Brief:
Provide an exact transcription of all the records.

Extracted data entries:
+++++
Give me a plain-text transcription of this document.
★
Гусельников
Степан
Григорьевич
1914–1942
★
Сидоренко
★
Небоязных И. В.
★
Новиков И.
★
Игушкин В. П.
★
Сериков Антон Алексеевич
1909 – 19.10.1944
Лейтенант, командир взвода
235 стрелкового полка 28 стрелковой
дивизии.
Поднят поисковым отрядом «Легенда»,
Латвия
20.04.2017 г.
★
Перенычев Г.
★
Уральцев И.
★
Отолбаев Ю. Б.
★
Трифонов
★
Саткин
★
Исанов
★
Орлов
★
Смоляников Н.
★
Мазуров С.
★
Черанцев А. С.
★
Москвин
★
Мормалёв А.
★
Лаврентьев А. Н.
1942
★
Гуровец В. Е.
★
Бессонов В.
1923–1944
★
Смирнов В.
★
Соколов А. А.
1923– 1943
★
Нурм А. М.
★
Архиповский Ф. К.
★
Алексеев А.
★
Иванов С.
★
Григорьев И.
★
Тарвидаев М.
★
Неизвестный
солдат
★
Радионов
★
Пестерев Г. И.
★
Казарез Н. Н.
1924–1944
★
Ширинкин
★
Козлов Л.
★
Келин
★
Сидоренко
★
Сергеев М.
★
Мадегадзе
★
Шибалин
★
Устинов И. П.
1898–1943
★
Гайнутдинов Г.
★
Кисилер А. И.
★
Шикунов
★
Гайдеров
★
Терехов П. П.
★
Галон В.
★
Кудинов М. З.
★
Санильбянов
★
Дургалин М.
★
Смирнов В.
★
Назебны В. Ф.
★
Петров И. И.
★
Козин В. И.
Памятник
+++++
Response for this exercise:
Give me a plain-text transcription of this document.
★
Гусельников
Степан
Григорьевич
1914–1942
★
Сидоренко
★
Небоязных И. В.
★
Новиков И.
★
Игушкин В. П.
★
Сериков Антон Алексеевич
1909 – 19.10.1944
Лейтенант, командир взвода
235 стрелкового полка 28 стрелковой
дивизии.
Поднят поисковым отрядом «Легенда»,
Латвия
20.04.2017 г.
★
Перенычев Г.
★
Уральцев И.
★
Отолбаев Ю. Б.
★
Трифонов
★
Саткин
★
Исанов
★
Орлов
★
Смоляников Н.
★
Мазуров С.
★
Черанцев А. С.
★
Москвин
★
Мормалёв А.
★
Лаврентьев А. Н.
1942
★
Гуровец В. Е.
★
Бессонов В.
1923–1944
★
Смирнов В.
★
Соколов А. А.
1923– 1943
★
Нурм А. М.
★
Архиповский Ф. К.
★
Алексеев А.
★
Иванов С.
★
Григорьев И.
★
Тарвидаев М.
★
Неизвестный
солдат
★
Радионов
★
Пестерев Г. И.
★
Казарез Н. Н.
1924–1944
★
Ширинкин
★
Козлов Л.
★
Келин
★
Сидоренко
★
Сергеев М.
★
Мадегадзе
★
Шибалин
★
Устинов И. П.
1898–1943
★
Гайнутдинов Г.
★
Кисилер А. И.
★
Шикунов
★
Гайдеров
★
Терехов П. П.
★
Галон В.
★
Кудинов М. З.
★
Санильбянов
★
Дургалин М.
★
Смирнов В.
★
Назебны В. Ф.
★
Петров И. И.
★
Козин В. И.
Памятник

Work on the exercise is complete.